◆ SUPPLIED INFORMATION ◆
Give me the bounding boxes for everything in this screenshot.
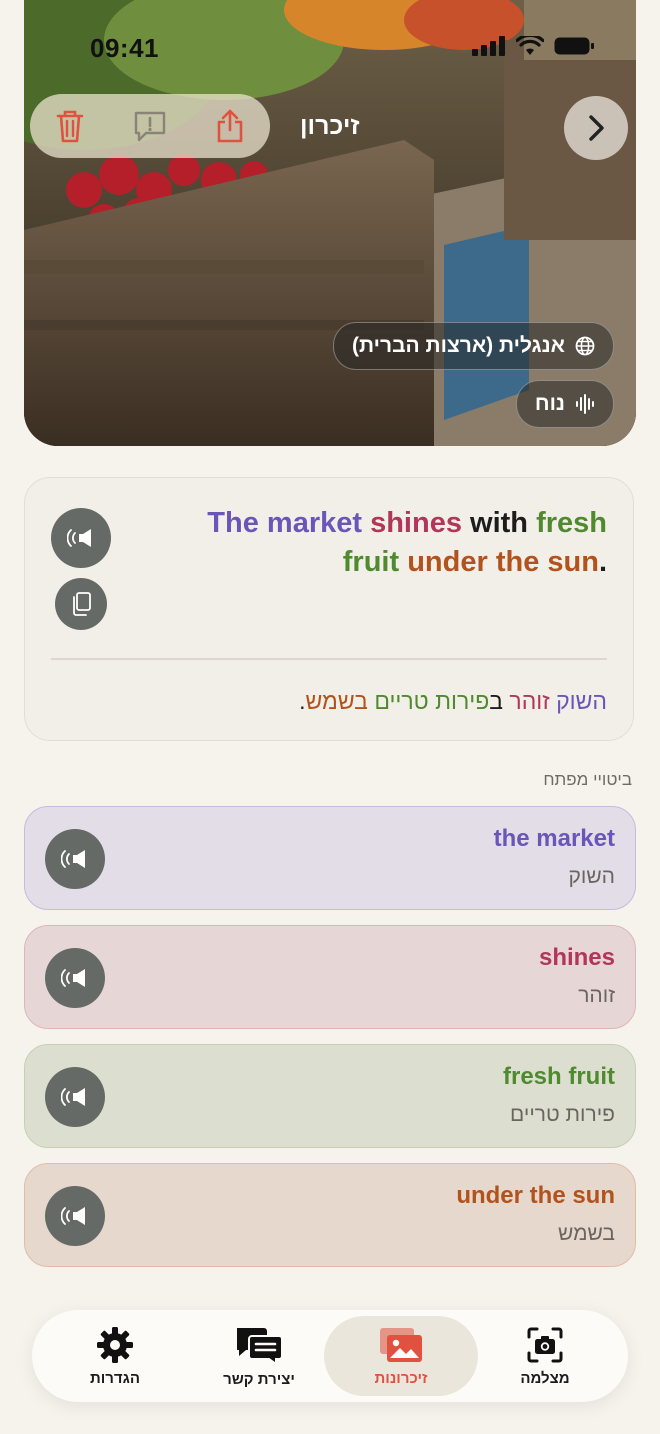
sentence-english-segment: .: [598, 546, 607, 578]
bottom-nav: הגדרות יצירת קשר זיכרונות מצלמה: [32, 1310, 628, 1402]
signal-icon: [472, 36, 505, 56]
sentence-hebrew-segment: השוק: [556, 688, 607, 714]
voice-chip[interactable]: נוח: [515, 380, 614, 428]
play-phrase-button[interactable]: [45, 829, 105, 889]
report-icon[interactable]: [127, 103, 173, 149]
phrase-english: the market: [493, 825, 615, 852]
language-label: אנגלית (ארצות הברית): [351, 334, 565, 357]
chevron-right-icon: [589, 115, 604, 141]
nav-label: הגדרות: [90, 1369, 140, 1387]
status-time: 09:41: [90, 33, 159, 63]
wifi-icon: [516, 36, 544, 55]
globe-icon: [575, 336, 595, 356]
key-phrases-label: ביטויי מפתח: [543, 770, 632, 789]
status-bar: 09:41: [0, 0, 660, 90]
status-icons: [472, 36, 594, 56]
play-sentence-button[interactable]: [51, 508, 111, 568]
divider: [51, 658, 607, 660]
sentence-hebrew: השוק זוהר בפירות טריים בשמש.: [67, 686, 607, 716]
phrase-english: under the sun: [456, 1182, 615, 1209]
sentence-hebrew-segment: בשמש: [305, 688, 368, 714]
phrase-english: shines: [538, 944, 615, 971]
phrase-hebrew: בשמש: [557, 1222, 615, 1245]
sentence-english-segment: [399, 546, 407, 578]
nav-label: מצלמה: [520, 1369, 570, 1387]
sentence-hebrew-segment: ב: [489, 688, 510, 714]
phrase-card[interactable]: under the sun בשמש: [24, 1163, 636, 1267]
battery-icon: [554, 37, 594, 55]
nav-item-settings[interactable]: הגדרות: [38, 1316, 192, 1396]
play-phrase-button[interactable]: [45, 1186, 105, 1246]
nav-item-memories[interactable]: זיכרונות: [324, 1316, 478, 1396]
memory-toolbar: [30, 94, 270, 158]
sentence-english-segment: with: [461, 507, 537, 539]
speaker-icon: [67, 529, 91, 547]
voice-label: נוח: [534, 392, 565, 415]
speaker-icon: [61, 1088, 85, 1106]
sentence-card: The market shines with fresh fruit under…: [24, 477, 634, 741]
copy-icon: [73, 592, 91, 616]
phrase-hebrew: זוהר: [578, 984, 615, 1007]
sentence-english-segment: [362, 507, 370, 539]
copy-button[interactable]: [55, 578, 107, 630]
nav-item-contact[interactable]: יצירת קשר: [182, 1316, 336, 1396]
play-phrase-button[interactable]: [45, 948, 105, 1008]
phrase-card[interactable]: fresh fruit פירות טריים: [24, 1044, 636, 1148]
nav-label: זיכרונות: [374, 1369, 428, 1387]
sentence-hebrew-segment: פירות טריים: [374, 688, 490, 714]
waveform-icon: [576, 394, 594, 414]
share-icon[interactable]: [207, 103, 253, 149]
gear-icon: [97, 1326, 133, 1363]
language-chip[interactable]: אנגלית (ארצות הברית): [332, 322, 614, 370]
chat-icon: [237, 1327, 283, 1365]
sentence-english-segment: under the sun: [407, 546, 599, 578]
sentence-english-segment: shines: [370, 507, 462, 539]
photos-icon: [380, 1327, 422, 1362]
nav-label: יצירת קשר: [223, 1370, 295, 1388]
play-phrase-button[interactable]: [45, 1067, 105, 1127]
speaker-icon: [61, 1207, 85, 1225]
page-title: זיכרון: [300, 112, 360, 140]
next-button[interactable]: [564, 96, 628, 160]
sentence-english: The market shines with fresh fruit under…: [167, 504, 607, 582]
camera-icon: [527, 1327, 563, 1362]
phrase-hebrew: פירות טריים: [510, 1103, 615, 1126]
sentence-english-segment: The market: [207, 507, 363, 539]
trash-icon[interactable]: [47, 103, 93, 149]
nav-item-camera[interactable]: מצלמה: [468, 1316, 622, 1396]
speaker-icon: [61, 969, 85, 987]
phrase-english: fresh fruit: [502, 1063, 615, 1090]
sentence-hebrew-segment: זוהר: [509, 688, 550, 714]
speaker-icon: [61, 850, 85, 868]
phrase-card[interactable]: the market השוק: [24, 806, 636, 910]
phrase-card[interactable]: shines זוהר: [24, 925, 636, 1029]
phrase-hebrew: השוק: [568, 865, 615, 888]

◆ WHAT YOU ARE ASKED TO DO ◆
Return every line of the entries above verbatim, leaving out the pictures.

◆ THE COMPLETED TASK ◆
Give me the bounding boxes for everything in this screenshot.
sentence-english-segment: .: [598, 546, 607, 578]
bottom-nav: הגדרות יצירת קשר זיכרונות מצלמה: [32, 1310, 628, 1402]
signal-icon: [472, 36, 505, 56]
sentence-hebrew-segment: השוק: [556, 688, 607, 714]
voice-chip[interactable]: נוח: [515, 380, 614, 428]
play-phrase-button[interactable]: [45, 829, 105, 889]
report-icon[interactable]: [127, 103, 173, 149]
phrase-english: the market: [493, 825, 615, 852]
language-label: אנגלית (ארצות הברית): [351, 334, 565, 357]
chevron-right-icon: [589, 115, 604, 141]
nav-label: הגדרות: [90, 1369, 140, 1387]
status-time: 09:41: [90, 33, 159, 63]
wifi-icon: [516, 36, 544, 55]
globe-icon: [575, 336, 595, 356]
key-phrases-label: ביטויי מפתח: [543, 770, 632, 789]
status-bar: 09:41: [0, 0, 660, 90]
status-icons: [472, 36, 594, 56]
play-sentence-button[interactable]: [51, 508, 111, 568]
divider: [51, 658, 607, 660]
sentence-hebrew: השוק זוהר בפירות טריים בשמש.: [67, 686, 607, 716]
phrase-english: under the sun: [456, 1182, 615, 1209]
sentence-hebrew-segment: בשמש: [305, 688, 368, 714]
phrase-english: shines: [538, 944, 615, 971]
phrase-hebrew: בשמש: [557, 1222, 615, 1245]
sentence-english-segment: [399, 546, 407, 578]
nav-label: מצלמה: [520, 1369, 570, 1387]
sentence-hebrew-segment: ב: [489, 688, 510, 714]
phrase-card[interactable]: under the sun בשמש: [24, 1163, 636, 1267]
battery-icon: [554, 37, 594, 55]
nav-item-settings[interactable]: הגדרות: [38, 1316, 192, 1396]
play-phrase-button[interactable]: [45, 1186, 105, 1246]
nav-item-memories[interactable]: זיכרונות: [324, 1316, 478, 1396]
memory-toolbar: [30, 94, 270, 158]
sentence-english-segment: with: [461, 507, 537, 539]
speaker-icon: [67, 529, 91, 547]
voice-label: נוח: [534, 392, 565, 415]
speaker-icon: [61, 1088, 85, 1106]
sentence-card: The market shines with fresh fruit under…: [24, 477, 634, 741]
copy-icon: [73, 592, 91, 616]
phrase-hebrew: זוהר: [578, 984, 615, 1007]
sentence-english-segment: [362, 507, 370, 539]
copy-button[interactable]: [55, 578, 107, 630]
nav-item-contact[interactable]: יצירת קשר: [182, 1316, 336, 1396]
play-phrase-button[interactable]: [45, 948, 105, 1008]
phrase-card[interactable]: fresh fruit פירות טריים: [24, 1044, 636, 1148]
nav-label: זיכרונות: [374, 1369, 428, 1387]
sentence-hebrew-segment: פירות טריים: [374, 688, 490, 714]
waveform-icon: [576, 394, 594, 414]
share-icon[interactable]: [207, 103, 253, 149]
gear-icon: [97, 1326, 133, 1363]
language-chip[interactable]: אנגלית (ארצות הברית): [332, 322, 614, 370]
chat-icon: [237, 1327, 283, 1365]
sentence-english-segment: under the sun: [407, 546, 599, 578]
sentence-english-segment: shines: [370, 507, 462, 539]
photos-icon: [380, 1327, 422, 1362]
nav-label: יצירת קשר: [223, 1370, 295, 1388]
play-phrase-button[interactable]: [45, 1067, 105, 1127]
speaker-icon: [61, 1207, 85, 1225]
page-title: זיכרון: [300, 112, 360, 140]
next-button[interactable]: [564, 96, 628, 160]
sentence-english: The market shines with fresh fruit under…: [167, 504, 607, 582]
camera-icon: [527, 1327, 563, 1362]
phrase-hebrew: פירות טריים: [510, 1103, 615, 1126]
sentence-english-segment: The market: [207, 507, 363, 539]
trash-icon[interactable]: [47, 103, 93, 149]
nav-item-camera[interactable]: מצלמה: [468, 1316, 622, 1396]
speaker-icon: [61, 969, 85, 987]
phrase-english: fresh fruit: [502, 1063, 615, 1090]
sentence-hebrew-segment: זוהר: [509, 688, 550, 714]
speaker-icon: [61, 850, 85, 868]
phrase-card[interactable]: the market השוק: [24, 806, 636, 910]
phrase-card[interactable]: shines זוהר: [24, 925, 636, 1029]
phrase-hebrew: השוק: [568, 865, 615, 888]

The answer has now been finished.